'''

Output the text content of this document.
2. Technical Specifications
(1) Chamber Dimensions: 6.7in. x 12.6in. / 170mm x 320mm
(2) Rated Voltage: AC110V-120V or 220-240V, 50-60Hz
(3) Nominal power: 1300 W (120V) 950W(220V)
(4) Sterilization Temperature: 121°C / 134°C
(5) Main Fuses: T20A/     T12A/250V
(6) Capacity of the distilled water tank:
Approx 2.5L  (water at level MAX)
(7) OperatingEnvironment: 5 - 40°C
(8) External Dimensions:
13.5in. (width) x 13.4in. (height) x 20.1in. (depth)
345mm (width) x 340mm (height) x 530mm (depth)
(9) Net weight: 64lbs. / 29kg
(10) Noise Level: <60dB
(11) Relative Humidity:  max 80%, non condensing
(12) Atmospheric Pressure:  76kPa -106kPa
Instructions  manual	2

'''

> Given request
Print all of the data exactly as it was given.

> Answer in full
Output the text content of this document.
2. Technical Specifications
(1) Chamber Dimensions: 6.7in. x 12.6in. / 170mm x 320mm
(2) Rated Voltage: AC110V-120V or 220-240V, 50-60Hz
(3) Nominal power: 1300 W (120V) 950W(220V)
(4) Sterilization Temperature: 121°C / 134°C
(5) Main Fuses: T20A/     T12A/250V
(6) Capacity of the distilled water tank:
Approx 2.5L  (water at level MAX)
(7) OperatingEnvironment: 5 - 40°C
(8) External Dimensions:
13.5in. (width) x 13.4in. (height) x 20.1in. (depth)
345mm (width) x 340mm (height) x 530mm (depth)
(9) Net weight: 64lbs. / 29kg
(10) Noise Level: <60dB
(11) Relative Humidity:  max 80%, non condensing
(12) Atmospheric Pressure:  76kPa -106kPa
Instructions  manual	2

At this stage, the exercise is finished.